Objective: You are to retype all of the data exactly as it appears.

Supplied records:
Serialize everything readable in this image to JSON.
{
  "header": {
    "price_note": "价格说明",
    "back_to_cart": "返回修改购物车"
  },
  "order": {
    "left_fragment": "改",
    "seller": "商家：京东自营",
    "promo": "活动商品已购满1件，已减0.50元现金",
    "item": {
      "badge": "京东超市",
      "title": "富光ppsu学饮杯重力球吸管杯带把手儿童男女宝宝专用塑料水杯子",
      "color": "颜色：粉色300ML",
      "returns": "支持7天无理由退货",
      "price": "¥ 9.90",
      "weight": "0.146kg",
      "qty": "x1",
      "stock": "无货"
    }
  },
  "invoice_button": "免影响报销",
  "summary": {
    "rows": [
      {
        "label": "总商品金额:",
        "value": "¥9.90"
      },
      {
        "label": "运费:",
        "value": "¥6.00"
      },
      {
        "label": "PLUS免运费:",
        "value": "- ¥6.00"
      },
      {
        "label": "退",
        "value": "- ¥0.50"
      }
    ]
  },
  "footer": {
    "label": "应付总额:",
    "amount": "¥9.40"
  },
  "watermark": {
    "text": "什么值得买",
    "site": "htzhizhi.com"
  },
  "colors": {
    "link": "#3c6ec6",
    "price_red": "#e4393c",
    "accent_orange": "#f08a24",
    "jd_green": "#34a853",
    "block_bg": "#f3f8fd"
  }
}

Complete output:
Serialize everything readable in this image to JSON.
{
  "header": {
    "price_note": "价格说明",
    "back_to_cart": "返回修改购物车"
  },
  "order": {
    "left_fragment": "改",
    "seller": "商家：京东自营",
    "promo": "活动商品已购满1件，已减0.50元现金",
    "item": {
      "badge": "京东超市",
      "title": "富光ppsu学饮杯重力球吸管杯带把手儿童男女宝宝专用塑料水杯子",
      "color": "颜色：粉色300ML",
      "returns": "支持7天无理由退货",
      "price": "¥ 9.90",
      "weight": "0.146kg",
      "qty": "x1",
      "stock": "无货"
    }
  },
  "invoice_button": "免影响报销",
  "summary": {
    "rows": [
      {
        "label": "总商品金额:",
        "value": "¥9.90"
      },
      {
        "label": "运费:",
        "value": "¥6.00"
      },
      {
        "label": "PLUS免运费:",
        "value": "- ¥6.00"
      },
      {
        "label": "退",
        "value": "- ¥0.50"
      }
    ]
  },
  "footer": {
    "label": "应付总额:",
    "amount": "¥9.40"
  },
  "watermark": {
    "text": "什么值得买",
    "site": "htzhizhi.com"
  },
  "colors": {
    "link": "#3c6ec6",
    "price_red": "#e4393c",
    "accent_orange": "#f08a24",
    "jd_green": "#34a853",
    "block_bg": "#f3f8fd"
  }
}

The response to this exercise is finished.